Data entries
>>
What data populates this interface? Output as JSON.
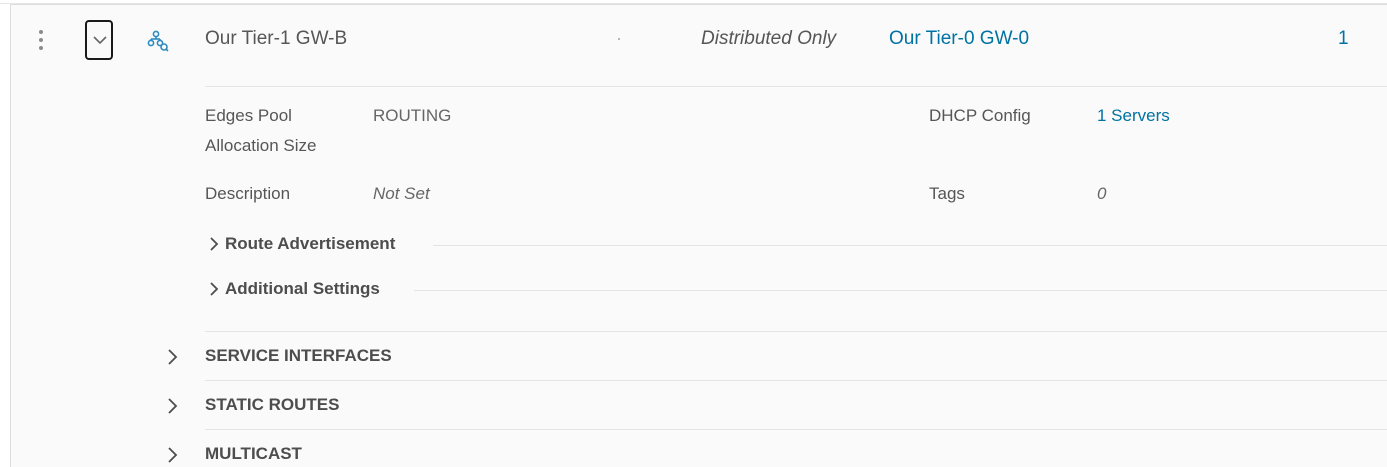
{
  "gateway": {
    "name": "Our Tier-1 GW-B",
    "ha_mode": "Distributed Only",
    "linked_tier0": "Our Tier-0 GW-0",
    "count": "1"
  },
  "details": {
    "edges_pool_label_line1": "Edges Pool",
    "edges_pool_label_line2": "Allocation Size",
    "edges_pool_value": "ROUTING",
    "dhcp_label": "DHCP Config",
    "dhcp_value": "1 Servers",
    "description_label": "Description",
    "description_value": "Not Set",
    "tags_label": "Tags",
    "tags_value": "0"
  },
  "subsections": [
    {
      "label": "Route Advertisement"
    },
    {
      "label": "Additional Settings"
    }
  ],
  "groups": [
    {
      "label": "SERVICE INTERFACES"
    },
    {
      "label": "STATIC ROUTES"
    },
    {
      "label": "MULTICAST"
    }
  ],
  "icons": {
    "row_menu": "vertical-ellipsis-icon",
    "collapse": "chevron-down-icon",
    "gateway_type": "tier1-gateway-icon",
    "expand": "chevron-right-icon"
  },
  "colors": {
    "link": "#0072a3",
    "icon_accent": "#2e8bc0",
    "panel_bg": "#fafafa"
  }
}
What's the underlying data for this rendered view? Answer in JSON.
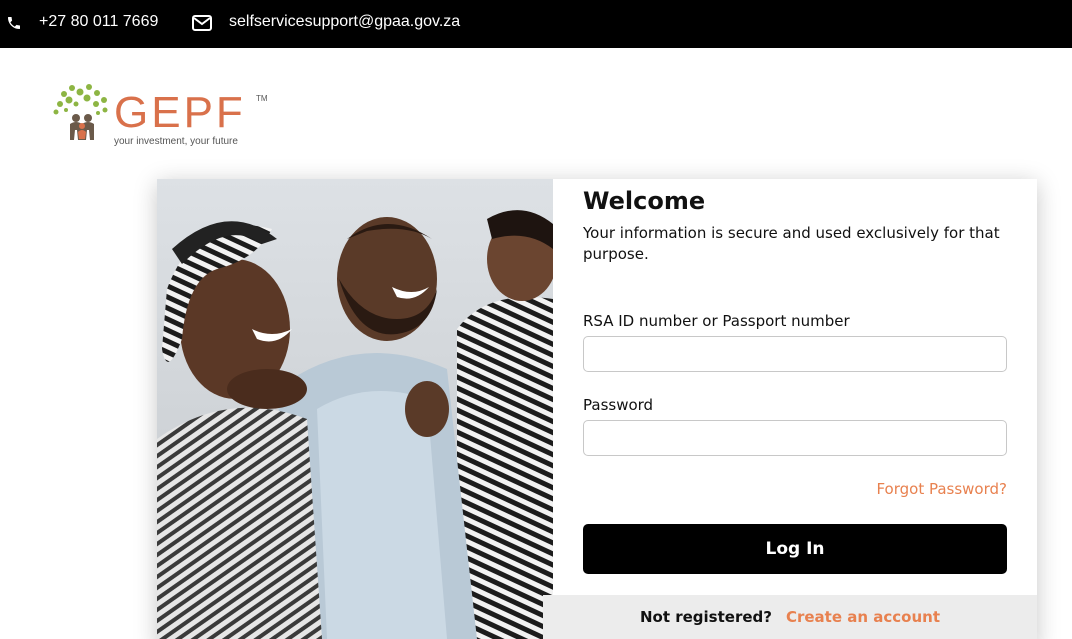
{
  "topbar": {
    "phone_icon": "phone-icon",
    "phone": "+27 80 011 7669",
    "mail_icon": "mail-icon",
    "email": "selfservicesupport@gpaa.gov.za"
  },
  "logo": {
    "word": "GEPF",
    "tm": "TM",
    "tagline": "your investment, your future",
    "color": "#d9714b"
  },
  "hero_image": {
    "description_icon": "family-photo"
  },
  "login_form": {
    "title": "Welcome",
    "subtitle": "Your information is secure and used exclusively for that purpose.",
    "id_label": "RSA ID number or Passport number",
    "id_value": "",
    "password_label": "Password",
    "password_value": "",
    "forgot_link": "Forgot Password?",
    "login_button": "Log In"
  },
  "register": {
    "question": "Not registered?",
    "link": "Create an account"
  },
  "colors": {
    "accent": "#e8814f",
    "topbar": "#000000",
    "button": "#000000"
  }
}
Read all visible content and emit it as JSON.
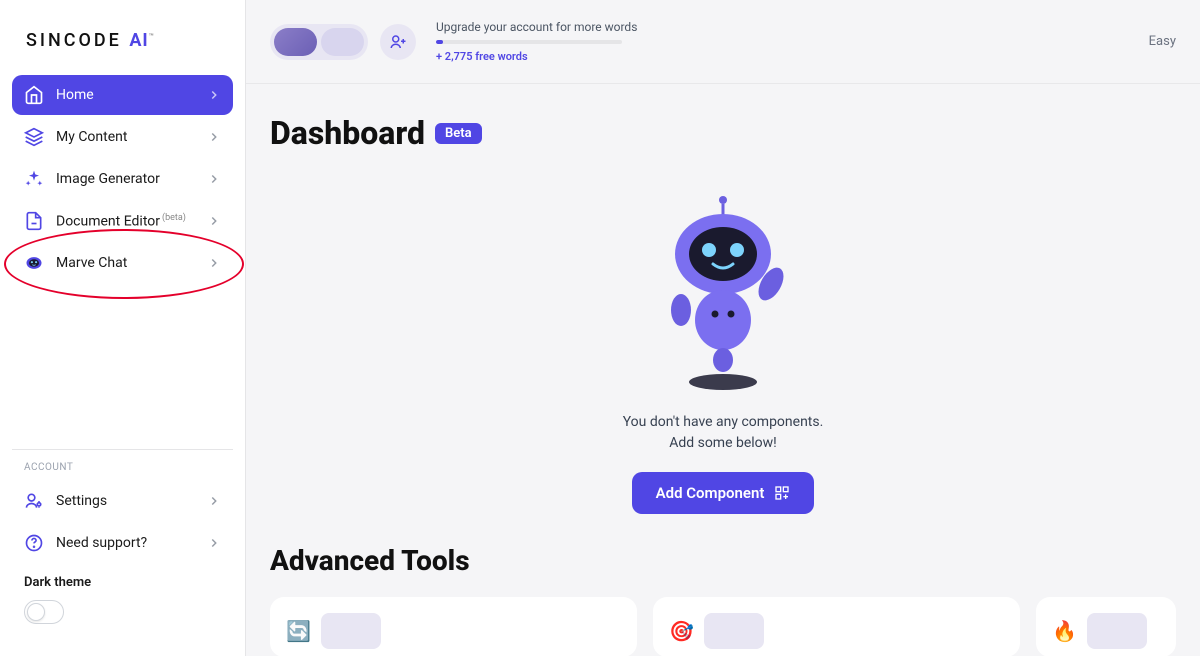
{
  "logo": {
    "text": "SINCODE",
    "accent": "AI",
    "tm": "™"
  },
  "sidebar": {
    "items": [
      {
        "label": "Home",
        "active": true
      },
      {
        "label": "My Content"
      },
      {
        "label": "Image Generator"
      },
      {
        "label": "Document Editor",
        "sup": "(beta)"
      },
      {
        "label": "Marve Chat",
        "highlighted": true
      }
    ],
    "account_label": "ACCOUNT",
    "account_items": [
      {
        "label": "Settings"
      },
      {
        "label": "Need support?"
      }
    ],
    "dark_theme_label": "Dark theme"
  },
  "topbar": {
    "upgrade_text": "Upgrade your account for more words",
    "free_words": "+ 2,775 free words",
    "easy": "Easy"
  },
  "dashboard": {
    "title": "Dashboard",
    "badge": "Beta",
    "empty_line1": "You don't have any components.",
    "empty_line2": "Add some below!",
    "add_button": "Add Component"
  },
  "advanced": {
    "title": "Advanced Tools"
  }
}
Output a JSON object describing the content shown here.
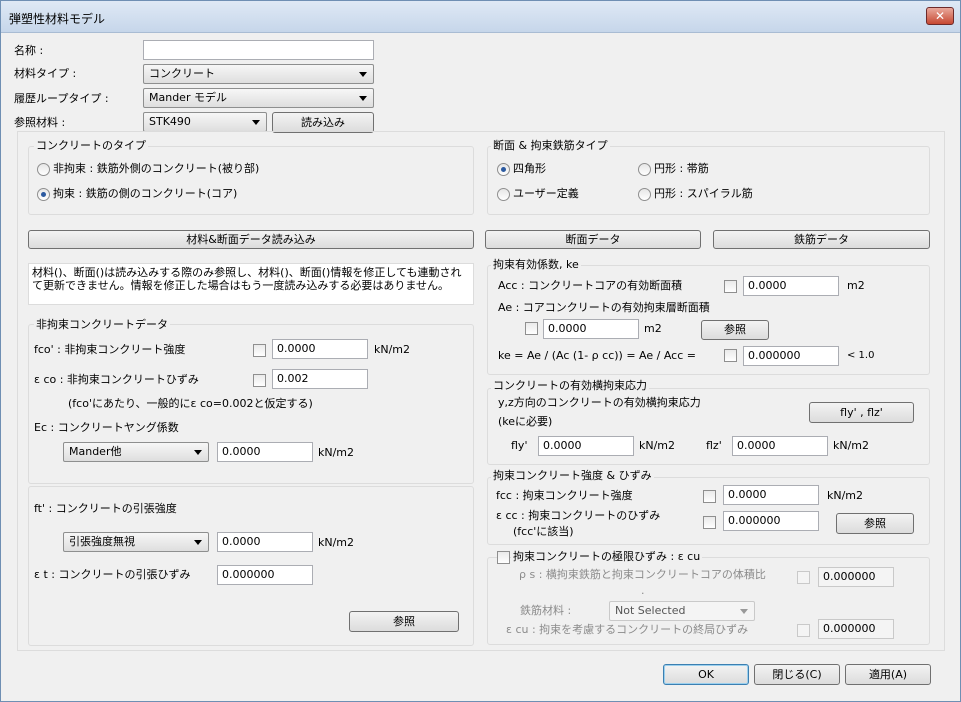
<<
• REQUIREMENTS: Exact duplication of all the records is required; pictures are omitted from the copy.

• RESULT OF THE TASK:
What data populates this interface? Output as JSON.
{
  "gateway": {
    "name": "Our Tier-1 GW-B",
    "ha_mode": "Distributed Only",
    "linked_tier0": "Our Tier-0 GW-0",
    "count": "1"
  },
  "details": {
    "edges_pool_label_line1": "Edges Pool",
    "edges_pool_label_line2": "Allocation Size",
    "edges_pool_value": "ROUTING",
    "dhcp_label": "DHCP Config",
    "dhcp_value": "1 Servers",
    "description_label": "Description",
    "description_value": "Not Set",
    "tags_label": "Tags",
    "tags_value": "0"
  },
  "subsections": [
    {
      "label": "Route Advertisement"
    },
    {
      "label": "Additional Settings"
    }
  ],
  "groups": [
    {
      "label": "SERVICE INTERFACES"
    },
    {
      "label": "STATIC ROUTES"
    },
    {
      "label": "MULTICAST"
    }
  ],
  "icons": {
    "row_menu": "vertical-ellipsis-icon",
    "collapse": "chevron-down-icon",
    "gateway_type": "tier1-gateway-icon",
    "expand": "chevron-right-icon"
  },
  "colors": {
    "link": "#0072a3",
    "icon_accent": "#2e8bc0",
    "panel_bg": "#fafafa"
  }
}
What's the underlying data for this rendered view? Answer in JSON.
{
  "topbar": {
    "phone_icon": "phone-icon",
    "phone": "+27 80 011 7669",
    "mail_icon": "mail-icon",
    "email": "selfservicesupport@gpaa.gov.za"
  },
  "logo": {
    "word": "GEPF",
    "tm": "TM",
    "tagline": "your investment, your future",
    "color": "#d9714b"
  },
  "hero_image": {
    "description_icon": "family-photo"
  },
  "login_form": {
    "title": "Welcome",
    "subtitle": "Your information is secure and used exclusively for that purpose.",
    "id_label": "RSA ID number or Passport number",
    "id_value": "",
    "password_label": "Password",
    "password_value": "",
    "forgot_link": "Forgot Password?",
    "login_button": "Log In"
  },
  "register": {
    "question": "Not registered?",
    "link": "Create an account"
  },
  "colors": {
    "accent": "#e8814f",
    "topbar": "#000000",
    "button": "#000000"
  }
}
Read all visible content and emit it as JSON.
{
  "logo": {
    "text": "SINCODE",
    "accent": "AI",
    "tm": "™"
  },
  "sidebar": {
    "items": [
      {
        "label": "Home",
        "active": true
      },
      {
        "label": "My Content"
      },
      {
        "label": "Image Generator"
      },
      {
        "label": "Document Editor",
        "sup": "(beta)"
      },
      {
        "label": "Marve Chat",
        "highlighted": true
      }
    ],
    "account_label": "ACCOUNT",
    "account_items": [
      {
        "label": "Settings"
      },
      {
        "label": "Need support?"
      }
    ],
    "dark_theme_label": "Dark theme"
  },
  "topbar": {
    "upgrade_text": "Upgrade your account for more words",
    "free_words": "+ 2,775 free words",
    "easy": "Easy"
  },
  "dashboard": {
    "title": "Dashboard",
    "badge": "Beta",
    "empty_line1": "You don't have any components.",
    "empty_line2": "Add some below!",
    "add_button": "Add Component"
  },
  "advanced": {
    "title": "Advanced Tools"
  }
}
Output a JSON object describing the content shown here.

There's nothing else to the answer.